══ Records provided
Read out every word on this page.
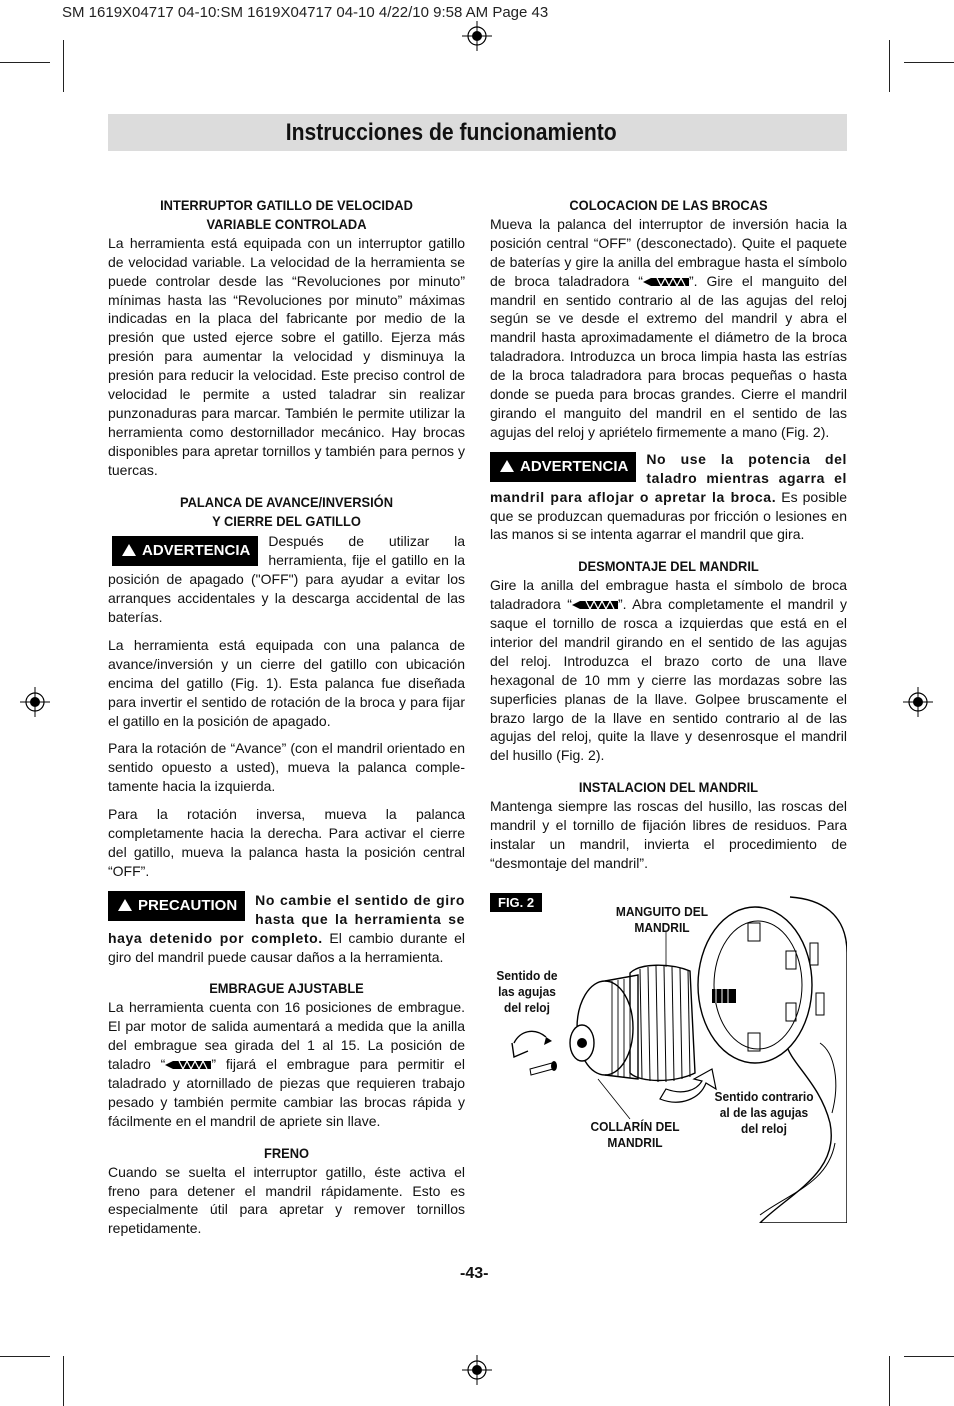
SM 1619X04717 04-10:SM 1619X04717 04-10 4/22/10 9:58 AM Page 43
Instrucciones de funcionamiento
INTERRUPTOR GATILLO DE VELOCIDAD
VARIABLE CONTROLADA

La herramienta está equipada con un interruptor gatillo de velocidad variable. La velocidad de la herramienta se puede controlar desde las “Revoluciones por minuto” mínimas hasta las “Revoluciones por minuto” máximas indicadas en la placa del fabricante por medio de la presión que usted ejerce sobre el gatillo. Ejerza más presión para aumentar la velocidad y disminuya la presión para reducir la velocidad. Este preciso control de velocidad le permite a usted taladrar sin realizar punzonaduras para marcar. También le permite utilizar la herramienta como destornillador mecánico. Hay brocas disponibles para apretar tornillos y también para pernos y tuercas.

PALANCA DE AVANCE/INVERSIÓN
Y CIERRE DEL GATILLO

!
ADVERTENCIA
Después de utilizar la herramienta, fije el gatillo en la posición de apagado ("OFF") para ayudar a evitar los arranques accidentales y la descarga accidental de las baterías.

La herramienta está equipada con una palanca de avance/inversión y un cierre del gatillo con ubicación encima del gatillo (Fig. 1). Esta palanca fue diseñada para invertir el sentido de rotación de la broca y para fijar el gatillo en la posición de apagado.

Para la rotación de “Avance” (con el mandril orientado en sentido opuesto a usted), mueva la palanca comple-tamente hacia la izquierda.

Para la rotación inversa, mueva la palanca completamente hacia la derecha. Para activar el cierre del gatillo, mueva la palanca hasta la posición central “OFF”.

!
PRECAUTION	No cambie el sentido de giro hasta que la herramienta se haya detenido por completo. El cambio durante el giro del mandril puede causar daños a la herramienta.

EMBRAGUE AJUSTABLE

La herramienta cuenta con 16 posiciones de embrague. El par motor de salida aumentará a medida que la anilla del embrague sea girada del 1 al 15. La posición de taladro “	” fijará el embrague para permitir el taladrado y atornillado de piezas que requieren trabajo pesado y también permite cambiar las brocas rápida y fácilmente en el mandril de apriete sin llave.

FRENO

Cuando se suelta el interruptor gatillo, éste activa el freno para detener el mandril rápidamente. Esto es especialmente útil para apretar y remover tornillos repetidamente.

COLOCACION DE LAS BROCAS

Mueva la palanca del interruptor de inversión hacia la posición central “OFF” (desconectado). Quite el paquete de baterías y gire la anilla del embrague hasta el símbolo de broca taladradora “	”. Gire el manguito del mandril en sentido contrario al de las agujas del reloj según se ve desde el extremo del mandril y abra el mandril hasta aproximadamente el diámetro de la broca taladradora. Introduzca un broca limpia hasta las estrías de la broca taladradora para brocas pequeñas o hasta donde se pueda para brocas grandes. Cierre el mandril girando el manguito del mandril en el sentido de las agujas del reloj y apriételo firmemente a mano (Fig. 2).

!
ADVERTENCIA	No use la potencia del taladro mientras agarra el mandril para aflojar o apretar la broca. Es posible que se produzcan quemaduras por fricción o lesiones en las manos si se intenta agarrar el mandril que gira.

DESMONTAJE DEL MANDRIL

Gire la anilla del embrague hasta el símbolo de broca taladradora “	”. Abra completamente el mandril y saque el tornillo de rosca a izquierdas que está en el interior del mandril girando en el sentido de las agujas del reloj. Introduzca el brazo corto de una llave hexagonal de 10 mm y cierre las mordazas sobre las superficies planas de la llave. Golpee bruscamente el brazo largo de la llave en sentido contrario al de las agujas del reloj, quite la llave y desenrosque el mandril del husillo (Fig. 2).

INSTALACION DEL MANDRIL

Mantenga siempre las roscas del husillo, las roscas del mandril y el tornillo de fijación libres de residuos. Para instalar un mandril, invierta el procedimiento de “desmontaje del mandril”.

FIG. 2
MANGUITO DEL MANDRIL
Sentido de las agujas del reloj
COLLARÍN DEL MANDRIL
Sentido contrario al de las agujas del reloj
-43-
════
- [Exercise]:
Print each of the records above exactly as written, leaving no picture in the copy.

- [Full answer]:
Read out every word on this page.
SM 1619X04717 04-10:SM 1619X04717 04-10 4/22/10 9:58 AM Page 43
Instrucciones de funcionamiento
INTERRUPTOR GATILLO DE VELOCIDAD
VARIABLE CONTROLADA

La herramienta está equipada con un interruptor gatillo de velocidad variable. La velocidad de la herramienta se puede controlar desde las “Revoluciones por minuto” mínimas hasta las “Revoluciones por minuto” máximas indicadas en la placa del fabricante por medio de la presión que usted ejerce sobre el gatillo. Ejerza más presión para aumentar la velocidad y disminuya la presión para reducir la velocidad. Este preciso control de velocidad le permite a usted taladrar sin realizar punzonaduras para marcar. También le permite utilizar la herramienta como destornillador mecánico. Hay brocas disponibles para apretar tornillos y también para pernos y tuercas.

PALANCA DE AVANCE/INVERSIÓN
Y CIERRE DEL GATILLO

!
ADVERTENCIA
Después de utilizar la herramienta, fije el gatillo en la posición de apagado ("OFF") para ayudar a evitar los arranques accidentales y la descarga accidental de las baterías.

La herramienta está equipada con una palanca de avance/inversión y un cierre del gatillo con ubicación encima del gatillo (Fig. 1). Esta palanca fue diseñada para invertir el sentido de rotación de la broca y para fijar el gatillo en la posición de apagado.

Para la rotación de “Avance” (con el mandril orientado en sentido opuesto a usted), mueva la palanca comple-tamente hacia la izquierda.

Para la rotación inversa, mueva la palanca completamente hacia la derecha. Para activar el cierre del gatillo, mueva la palanca hasta la posición central “OFF”.

!
PRECAUTION	No cambie el sentido de giro hasta que la herramienta se haya detenido por completo. El cambio durante el giro del mandril puede causar daños a la herramienta.

EMBRAGUE AJUSTABLE

La herramienta cuenta con 16 posiciones de embrague. El par motor de salida aumentará a medida que la anilla del embrague sea girada del 1 al 15. La posición de taladro “	” fijará el embrague para permitir el taladrado y atornillado de piezas que requieren trabajo pesado y también permite cambiar las brocas rápida y fácilmente en el mandril de apriete sin llave.

FRENO

Cuando se suelta el interruptor gatillo, éste activa el freno para detener el mandril rápidamente. Esto es especialmente útil para apretar y remover tornillos repetidamente.

COLOCACION DE LAS BROCAS

Mueva la palanca del interruptor de inversión hacia la posición central “OFF” (desconectado). Quite el paquete de baterías y gire la anilla del embrague hasta el símbolo de broca taladradora “	”. Gire el manguito del mandril en sentido contrario al de las agujas del reloj según se ve desde el extremo del mandril y abra el mandril hasta aproximadamente el diámetro de la broca taladradora. Introduzca un broca limpia hasta las estrías de la broca taladradora para brocas pequeñas o hasta donde se pueda para brocas grandes. Cierre el mandril girando el manguito del mandril en el sentido de las agujas del reloj y apriételo firmemente a mano (Fig. 2).

!
ADVERTENCIA	No use la potencia del taladro mientras agarra el mandril para aflojar o apretar la broca. Es posible que se produzcan quemaduras por fricción o lesiones en las manos si se intenta agarrar el mandril que gira.

DESMONTAJE DEL MANDRIL

Gire la anilla del embrague hasta el símbolo de broca taladradora “	”. Abra completamente el mandril y saque el tornillo de rosca a izquierdas que está en el interior del mandril girando en el sentido de las agujas del reloj. Introduzca el brazo corto de una llave hexagonal de 10 mm y cierre las mordazas sobre las superficies planas de la llave. Golpee bruscamente el brazo largo de la llave en sentido contrario al de las agujas del reloj, quite la llave y desenrosque el mandril del husillo (Fig. 2).

INSTALACION DEL MANDRIL

Mantenga siempre las roscas del husillo, las roscas del mandril y el tornillo de fijación libres de residuos. Para instalar un mandril, invierta el procedimiento de “desmontaje del mandril”.

FIG. 2
MANGUITO DEL MANDRIL
Sentido de las agujas del reloj
COLLARÍN DEL MANDRIL
Sentido contrario al de las agujas del reloj
-43-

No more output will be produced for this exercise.